EXTRACTO PROPORCIONADO:
↓↓↓

8-M. La gestión de la post crisis

Se suele decir que el Gobierno decidió mantener la convocatoria de la célebre manifestación del 8-M. No es del todo cierto. Lo que hizo fue convocarla a bombo y platillo, con todos sus instrumentos propagandísticos a pleno rendimiento y además, siguiendo su costumbre, como una maniobra en contra de la oposición. Lo hizo teniendo conocimiento de informes que al menos desde el 10 de febrero –como ha publicado LA RAZÓN– demostraban la gravedad de la amenaza del covid-19. Al hacerlo, daba prioridad a su agenda ideológica sobre la salud pública, también la de los asistentes a la manifestación, como se ha podido comprobar con lo ocurrido con las personas que componían la cabecera de aquel acontecimiento.

↑↑↑

DATOS:
↓↓↓

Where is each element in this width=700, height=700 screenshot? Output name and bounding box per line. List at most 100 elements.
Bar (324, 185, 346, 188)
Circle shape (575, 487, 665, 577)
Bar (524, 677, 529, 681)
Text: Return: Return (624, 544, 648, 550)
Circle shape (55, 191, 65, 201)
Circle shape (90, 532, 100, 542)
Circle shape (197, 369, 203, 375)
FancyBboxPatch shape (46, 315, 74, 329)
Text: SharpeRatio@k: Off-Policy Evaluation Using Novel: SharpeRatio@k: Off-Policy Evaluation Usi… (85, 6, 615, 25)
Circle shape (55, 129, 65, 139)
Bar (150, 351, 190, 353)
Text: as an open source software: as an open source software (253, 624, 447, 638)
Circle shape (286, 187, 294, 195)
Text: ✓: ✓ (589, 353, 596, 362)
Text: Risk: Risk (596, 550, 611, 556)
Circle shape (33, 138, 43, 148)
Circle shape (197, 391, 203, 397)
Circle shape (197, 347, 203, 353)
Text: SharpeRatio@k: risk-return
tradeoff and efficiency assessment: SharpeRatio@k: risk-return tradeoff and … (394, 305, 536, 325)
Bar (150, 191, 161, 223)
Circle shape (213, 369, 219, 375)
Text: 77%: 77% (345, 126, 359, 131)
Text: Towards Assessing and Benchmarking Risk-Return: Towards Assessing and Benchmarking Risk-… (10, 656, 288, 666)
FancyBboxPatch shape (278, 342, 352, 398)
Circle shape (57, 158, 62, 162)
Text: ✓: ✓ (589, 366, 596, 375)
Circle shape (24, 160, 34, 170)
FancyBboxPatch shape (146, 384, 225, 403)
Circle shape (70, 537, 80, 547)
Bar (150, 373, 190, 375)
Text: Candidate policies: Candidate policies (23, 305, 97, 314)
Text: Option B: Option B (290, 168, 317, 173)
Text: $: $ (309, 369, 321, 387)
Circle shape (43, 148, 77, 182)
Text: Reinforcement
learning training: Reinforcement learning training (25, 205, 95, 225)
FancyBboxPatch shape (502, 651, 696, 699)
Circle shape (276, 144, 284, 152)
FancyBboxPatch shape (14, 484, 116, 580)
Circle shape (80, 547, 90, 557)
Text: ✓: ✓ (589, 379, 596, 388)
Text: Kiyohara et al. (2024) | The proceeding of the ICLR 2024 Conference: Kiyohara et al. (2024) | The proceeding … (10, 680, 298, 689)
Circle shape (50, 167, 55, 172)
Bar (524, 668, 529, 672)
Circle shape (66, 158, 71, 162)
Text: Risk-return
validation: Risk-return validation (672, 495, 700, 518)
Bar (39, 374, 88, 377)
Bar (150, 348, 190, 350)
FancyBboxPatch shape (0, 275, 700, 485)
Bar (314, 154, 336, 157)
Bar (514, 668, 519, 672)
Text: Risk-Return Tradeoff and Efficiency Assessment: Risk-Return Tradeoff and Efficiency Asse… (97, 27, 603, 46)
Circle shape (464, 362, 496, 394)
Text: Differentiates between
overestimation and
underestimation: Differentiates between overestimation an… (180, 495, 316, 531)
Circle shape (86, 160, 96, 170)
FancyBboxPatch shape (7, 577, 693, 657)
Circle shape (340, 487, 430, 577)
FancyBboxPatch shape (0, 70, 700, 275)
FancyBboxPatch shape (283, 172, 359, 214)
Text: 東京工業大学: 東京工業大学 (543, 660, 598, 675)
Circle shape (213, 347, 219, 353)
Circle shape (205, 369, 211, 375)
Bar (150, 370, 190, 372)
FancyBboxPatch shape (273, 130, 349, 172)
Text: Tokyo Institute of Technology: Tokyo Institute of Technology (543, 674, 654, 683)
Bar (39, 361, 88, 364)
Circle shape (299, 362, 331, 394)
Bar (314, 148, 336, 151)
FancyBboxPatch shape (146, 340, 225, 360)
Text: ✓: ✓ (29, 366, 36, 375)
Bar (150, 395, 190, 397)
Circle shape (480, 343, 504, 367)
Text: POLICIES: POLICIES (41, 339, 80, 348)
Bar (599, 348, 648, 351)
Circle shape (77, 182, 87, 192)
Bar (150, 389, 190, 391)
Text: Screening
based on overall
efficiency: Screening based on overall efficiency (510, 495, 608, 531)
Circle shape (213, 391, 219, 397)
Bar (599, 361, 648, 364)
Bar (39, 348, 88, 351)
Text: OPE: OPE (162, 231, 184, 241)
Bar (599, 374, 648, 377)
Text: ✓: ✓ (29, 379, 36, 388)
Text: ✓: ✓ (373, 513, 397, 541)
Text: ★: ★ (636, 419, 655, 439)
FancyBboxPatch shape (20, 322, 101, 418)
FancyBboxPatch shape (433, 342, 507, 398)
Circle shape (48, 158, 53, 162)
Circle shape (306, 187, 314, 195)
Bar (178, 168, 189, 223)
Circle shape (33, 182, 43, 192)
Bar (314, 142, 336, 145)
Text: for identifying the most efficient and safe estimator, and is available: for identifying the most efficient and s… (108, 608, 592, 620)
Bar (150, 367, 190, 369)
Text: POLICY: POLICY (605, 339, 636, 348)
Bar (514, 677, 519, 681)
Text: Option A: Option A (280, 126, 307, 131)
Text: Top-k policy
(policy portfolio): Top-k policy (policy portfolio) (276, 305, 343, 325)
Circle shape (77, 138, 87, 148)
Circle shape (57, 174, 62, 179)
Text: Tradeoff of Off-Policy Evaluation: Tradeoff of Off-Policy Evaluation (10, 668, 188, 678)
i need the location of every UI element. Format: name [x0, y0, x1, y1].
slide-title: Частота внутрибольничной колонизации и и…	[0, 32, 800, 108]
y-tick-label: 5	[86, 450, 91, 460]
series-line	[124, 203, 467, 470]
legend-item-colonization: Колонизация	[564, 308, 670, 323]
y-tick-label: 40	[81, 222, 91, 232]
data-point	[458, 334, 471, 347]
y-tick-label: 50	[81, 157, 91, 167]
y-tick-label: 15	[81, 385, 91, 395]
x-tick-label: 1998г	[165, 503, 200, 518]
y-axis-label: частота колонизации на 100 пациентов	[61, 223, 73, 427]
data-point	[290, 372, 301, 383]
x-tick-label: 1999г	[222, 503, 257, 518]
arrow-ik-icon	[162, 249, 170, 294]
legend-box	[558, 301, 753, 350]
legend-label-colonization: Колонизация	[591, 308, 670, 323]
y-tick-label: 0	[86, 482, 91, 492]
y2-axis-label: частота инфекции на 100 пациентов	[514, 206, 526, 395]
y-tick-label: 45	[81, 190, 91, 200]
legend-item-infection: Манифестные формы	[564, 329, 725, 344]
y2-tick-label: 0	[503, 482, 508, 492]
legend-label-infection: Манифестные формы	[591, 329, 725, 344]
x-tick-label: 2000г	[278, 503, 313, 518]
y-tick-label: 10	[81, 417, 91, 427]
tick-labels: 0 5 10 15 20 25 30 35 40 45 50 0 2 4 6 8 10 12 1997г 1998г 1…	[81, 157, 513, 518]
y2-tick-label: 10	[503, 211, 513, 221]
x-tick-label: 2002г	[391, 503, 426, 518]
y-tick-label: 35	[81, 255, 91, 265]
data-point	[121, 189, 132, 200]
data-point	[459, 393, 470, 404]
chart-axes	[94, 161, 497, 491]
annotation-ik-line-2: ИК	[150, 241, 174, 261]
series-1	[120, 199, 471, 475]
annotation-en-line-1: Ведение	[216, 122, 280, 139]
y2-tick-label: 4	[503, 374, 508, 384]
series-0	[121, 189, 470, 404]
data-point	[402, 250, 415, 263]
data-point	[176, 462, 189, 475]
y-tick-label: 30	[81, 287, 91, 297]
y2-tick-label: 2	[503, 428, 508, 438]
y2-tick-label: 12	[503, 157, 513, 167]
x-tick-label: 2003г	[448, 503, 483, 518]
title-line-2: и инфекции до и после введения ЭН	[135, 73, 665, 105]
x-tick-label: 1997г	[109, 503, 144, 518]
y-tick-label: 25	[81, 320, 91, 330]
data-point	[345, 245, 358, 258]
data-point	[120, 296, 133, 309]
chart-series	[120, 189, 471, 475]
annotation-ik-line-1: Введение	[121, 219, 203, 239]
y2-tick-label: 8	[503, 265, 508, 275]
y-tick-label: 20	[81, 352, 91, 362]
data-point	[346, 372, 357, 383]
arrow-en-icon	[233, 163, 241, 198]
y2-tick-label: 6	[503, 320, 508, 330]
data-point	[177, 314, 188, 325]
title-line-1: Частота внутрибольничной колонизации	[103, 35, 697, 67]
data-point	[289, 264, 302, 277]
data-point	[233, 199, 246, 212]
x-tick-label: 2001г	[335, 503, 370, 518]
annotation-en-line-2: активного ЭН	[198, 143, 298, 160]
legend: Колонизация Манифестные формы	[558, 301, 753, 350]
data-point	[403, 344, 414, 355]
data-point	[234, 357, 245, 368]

↑↑↑

ACCIONES A REALIZAR:
1. Reproduce el fragmento del texto sobre el 8-M que empieza en las palabras "Se suele decir" y termina después de "de aquel acontecimiento.".
2. Escribe las dos primeras palabras de cada oración del párrafo del texto sobre el 8-M, en el orden en que aparecen.

RESPUESTAS POR TAREA:
1.
Se suele decir que el Gobierno decidió mantener la convocatoria de la célebre manifestación del 8-M. No es del todo cierto. Lo que hizo fue convocarla a bombo y platillo, con todos sus instrumentos propagandísticos a pleno rendimiento y además, siguiendo su costumbre, como una maniobra en contra de la oposición. Lo hizo teniendo conocimiento de informes que al menos desde el 10 de febrero –como ha publicado LA RAZÓN– demostraban la gravedad de la amenaza del covid-19. Al hacerlo, daba prioridad a su agenda ideológica sobre la salud pública, también la de los asistentes a la manifestación, como se ha podido comprobar con lo ocurrido con las personas que componían la cabecera de aquel acontecimiento.

2.
- Se suele
- No es
- Lo que
- Lo hizo
- Al hacerlo